__EXERCISE DETAILS__. Return all lines that include the string "机关财务工作总结".

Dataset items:
***
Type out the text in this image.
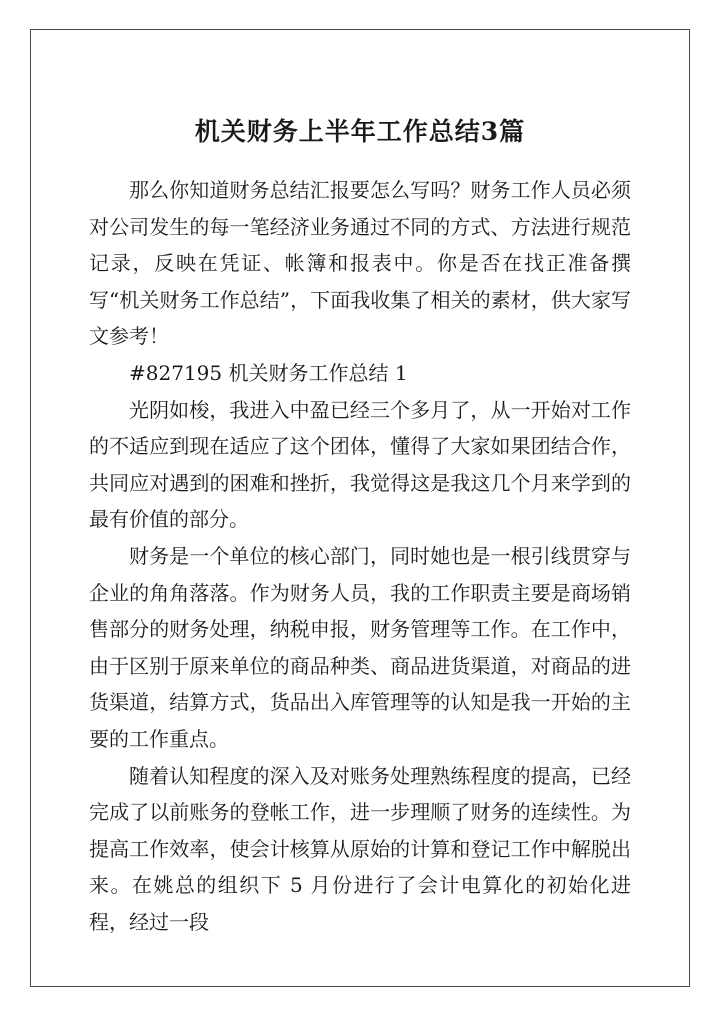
机关财务上半年工作总结3篇

那么你知道财务总结汇报要怎么写吗？财务工作人员必须对公司发生的每一笔经济业务通过不同的方式、方法进行规范记录，反映在凭证、帐簿和报表中。你是否在找正准备撰写“机关财务工作总结”，下面我收集了相关的素材，供大家写文参考！

#827195 机关财务工作总结 1

光阴如梭，我进入中盈已经三个多月了，从一开始对工作的不适应到现在适应了这个团体，懂得了大家如果团结合作，共同应对遇到的困难和挫折，我觉得这是我这几个月来学到的最有价值的部分。

财务是一个单位的核心部门，同时她也是一根引线贯穿与企业的角角落落。作为财务人员，我的工作职责主要是商场销售部分的财务处理，纳税申报，财务管理等工作。在工作中，由于区别于原来单位的商品种类、商品进货渠道，对商品的进货渠道，结算方式，货品出入库管理等的认知是我一开始的主要的工作重点。

随着认知程度的深入及对账务处理熟练程度的提高，已经完成了以前账务的登帐工作，进一步理顺了财务的连续性。为提高工作效率，使会计核算从原始的计算和登记工作中解脱出来。在姚总的组织下 5 月份进行了会计电算化的初始化进程，经过一段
***
__RESPONSE TO THIS TASK__.
那么你知道财务总结汇报要怎么写吗？财务工作人员必须对公司发生的每一笔经济业务通过不同的方式、方法进行规范记录，反映在凭证、帐簿和报表中。你是否在找正准备撰写“机关财务工作总结”，下面我收集了相关的素材，供大家写文参考！
#827195 机关财务工作总结 1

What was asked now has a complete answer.